_网页节选_.
小津在这部电影里承袭自己一贯的风格,他喜欢日常生活内部的戏剧性。故事中常见的死亡、婚姻、爱情、血缘相认等等情节,都是典型的戏剧性事件。不同的在于小津的处理,他弱化了戏剧性情节在整体结构中的地位,更多的将焦点集中在进程之上。安东尼奥尼也习惯于拍摄进程之中的人物变化,与经典戏剧相区别,更多的进程展现,可以反应人物的细微内心变化。个人认为,像是《泰囧》、《致青春》此类电影,只不过是以银幕方式展现的戏剧。不能算是电影,也没有电影性,在《作为文学的电影剧本》里面的第11章讨论了安东尼奥尼的电影,里面说到“电影依靠的是真实,而不是逻辑,”不是依靠经典戏剧所强调的逻辑,依靠生活的节奏。《奇遇》里面,导演关注的不是古老戏剧注重的逻辑基础,相反,关心的是人与人之间的关系,人和事物之间的关系。导演关心自己的人物,超过关心观众的兴趣,这就赋予了人物自身的生活。生活中其实无时不有戏剧性,不一定是虚构的戏剧性,电影性更多的表达那些看不到的戏剧性。“一个人从左到右,在电影上来看,是完全不同于从右走到左”。
电影性这个问题,张暖忻李陀在《谈电影语言的现代化》中谈过,后来还有一些综述性文章,但是在1980年之后,变再也没有了。个人认为,电影性并不和戏剧性相冲突,但是绝对不是被戏剧性代替,电影性有自己的戏剧表达方式。
正如戈达尔说的,电影要以政治的方式拍摄。导演是要有风格和形式的。不能被戏剧的冲突规律所代替。
浮草问世,距今已经50多年了。可是今天来看,依然可以看到津津有味,这自然是大师的功力所在。夸张的戏剧化的情节自然可以带观众入戏,却也是一种胁迫吧,而小津的电影,悠长淡远,给人多一点思考的余味。
剧团来到海岛,之前便有当地人的反响铺垫。之后,又有剧团演员散发广告时与当地人的接触。比起要讲述一个故事的使命来说,感觉小津对于人们对此事的反应更感兴趣。通过剧团到来,而反映出海岛人的众生相,似乎倒是一种意外的收获了。
在人们不同的反应中,不仅刻画出人们不同的个性,而且趣味也常在这其中产生了。这种趣味就是小津电影里最有趣的点缀,有时看完电影,令人暗笑不已的余味往往就是这些并不占主角的人,与主剧情无关的转场。

_练习说明_.
A. 根据网页节选,《作为文学的电影剧本》第11章讨论的是哪位导演的电影?
B. 请把网页节选中从“电影性这个问题,张暖忻李陀在”一直到“淡远,给人多一点思考的余味。”的全部文字重新写出,并把其中的“导演”一律改称“电影人”。
作答时用不到后附的数据。

_资料汇编_.
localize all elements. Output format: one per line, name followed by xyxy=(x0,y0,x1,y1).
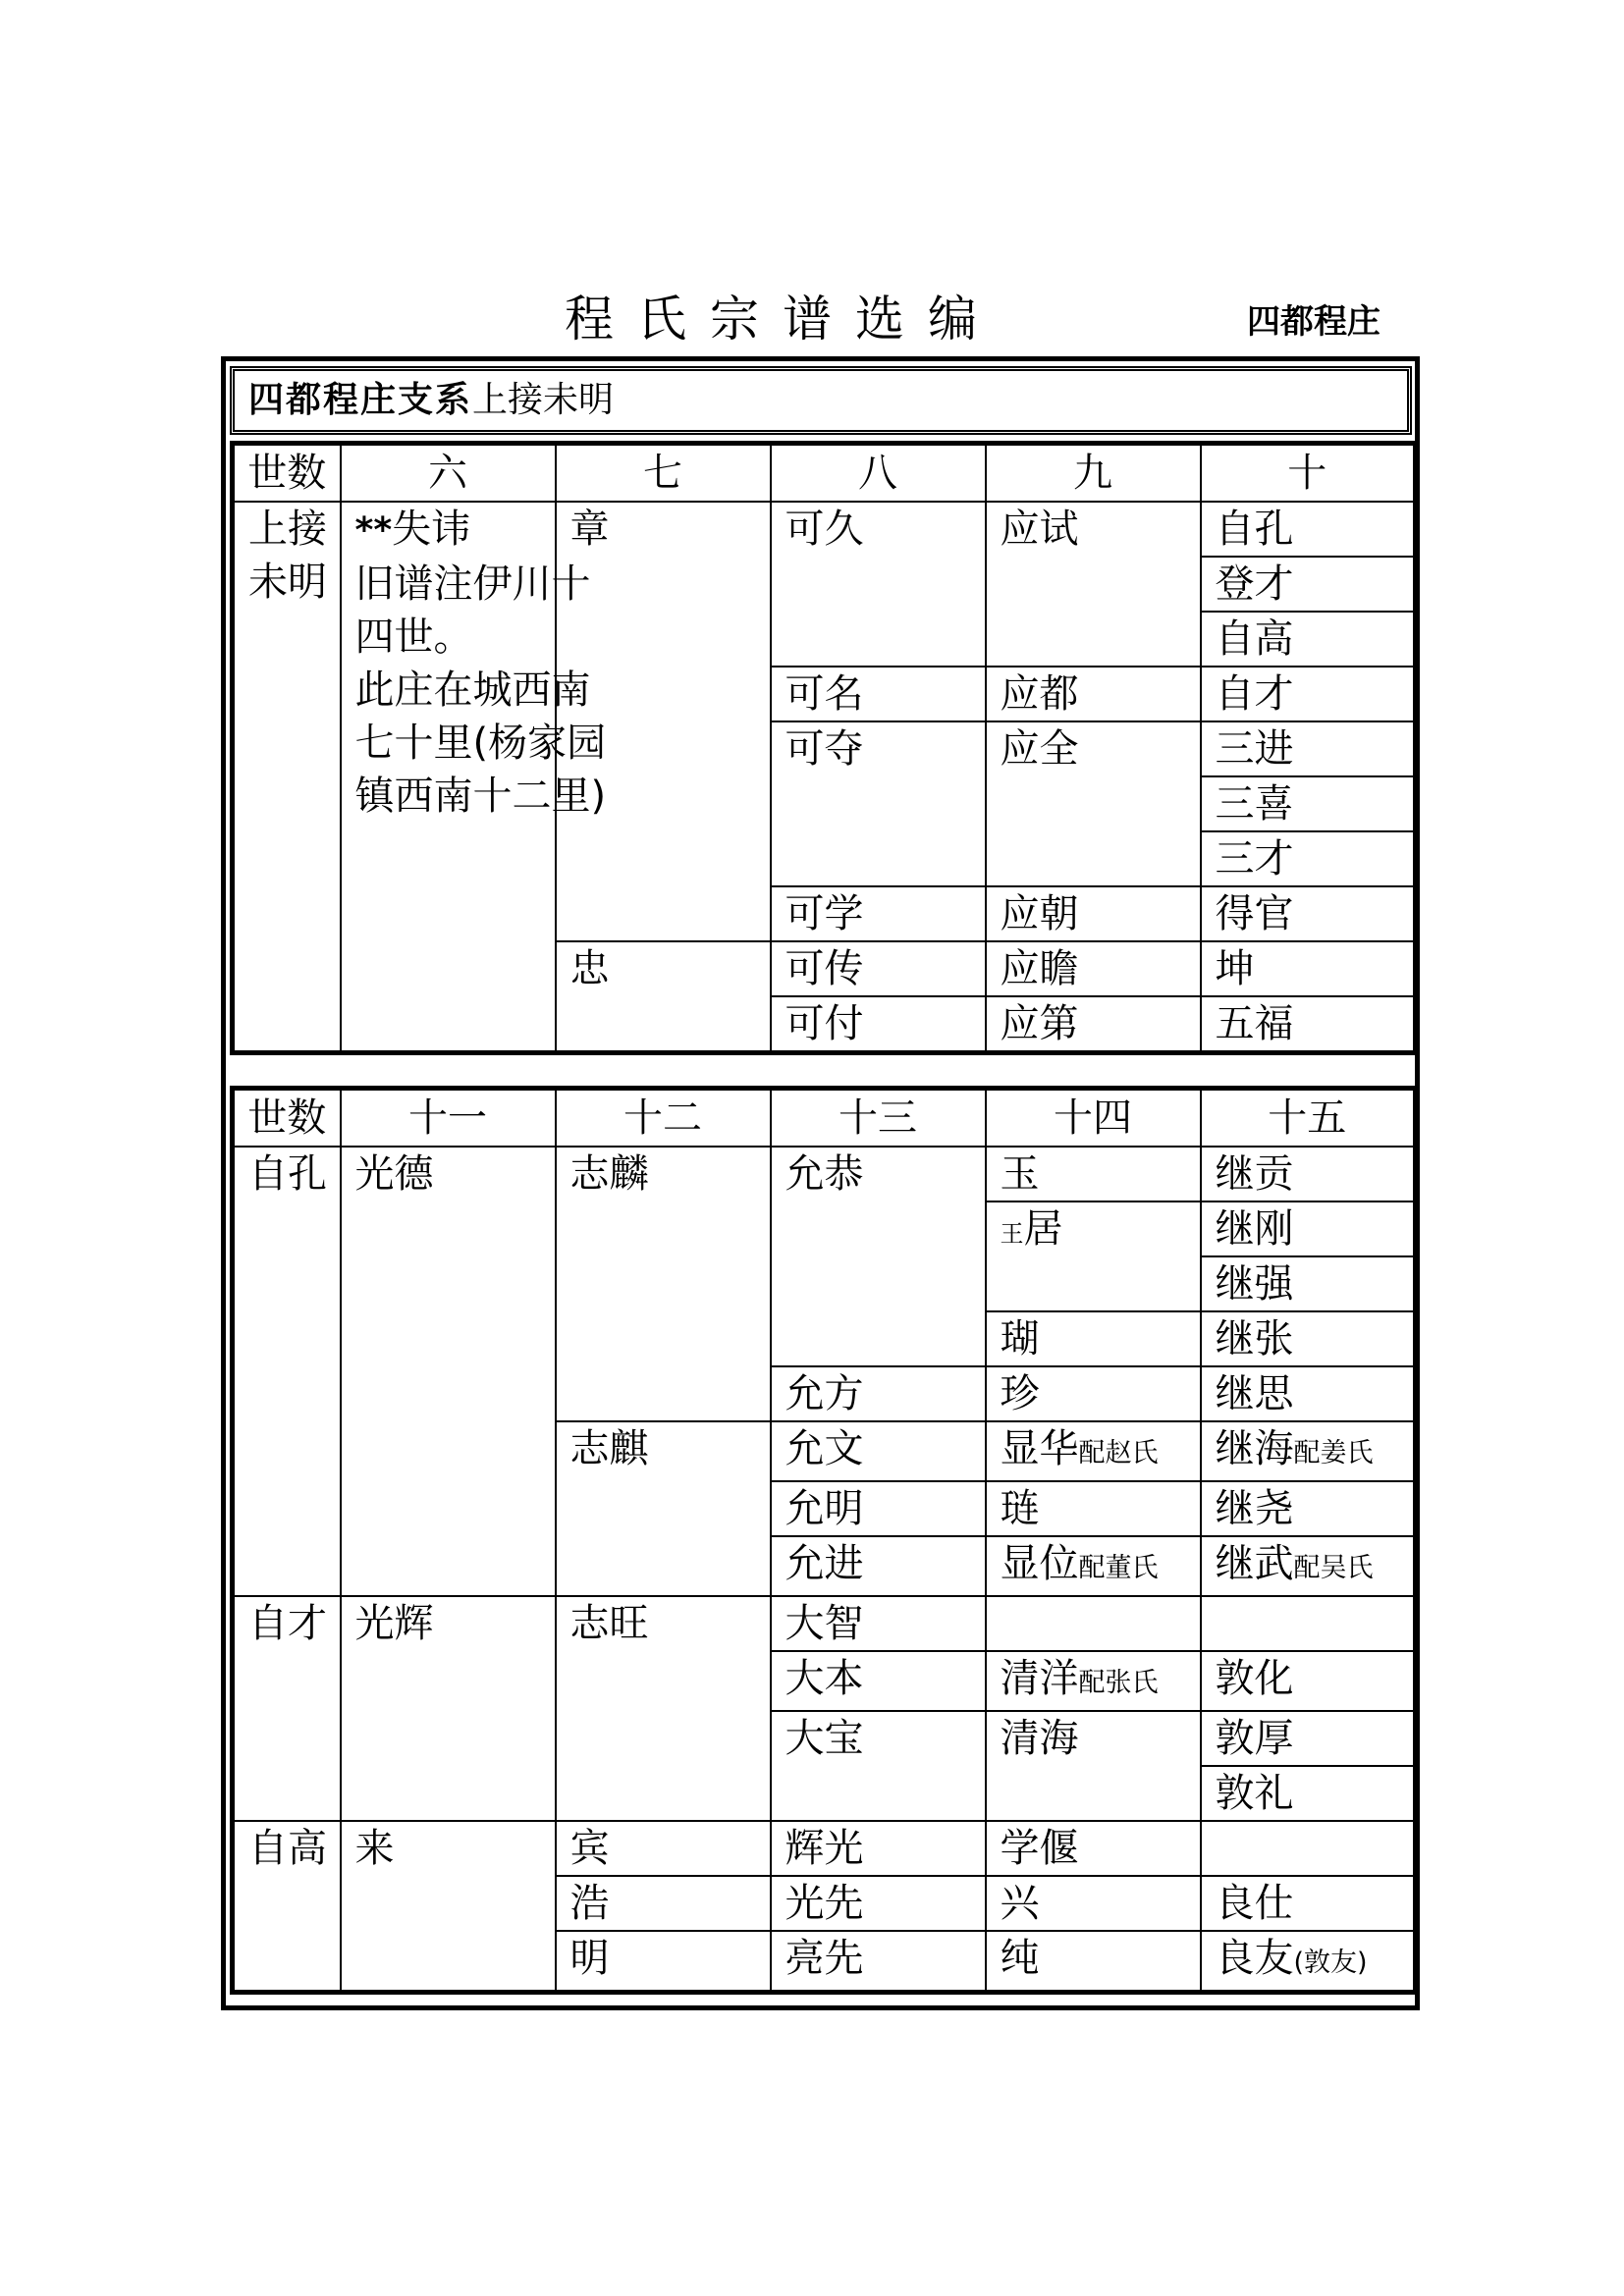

_参考答案_.
A. 安东尼奥尼。

B.
电影性这个问题,张暖忻李陀在《谈电影语言的现代化》中谈过,后来还有一些综述性文章,但是在1980年之后,变再也没有了。个人认为,电影性并不和戏剧性相冲突,但是绝对不是被戏剧性代替,电影性有自己的戏剧表达方式。
正如戈达尔说的,电影要以政治的方式拍摄。电影人是要有风格和形式的。不能被戏剧的冲突规律所代替。
浮草问世,距今已经50多年了。可是今天来看,依然可以看到津津有味,这自然是大师的功力所在。夸张的戏剧化的情节自然可以带观众入戏,却也是一种胁迫吧,而小津的电影,悠长淡远,给人多一点思考的余味。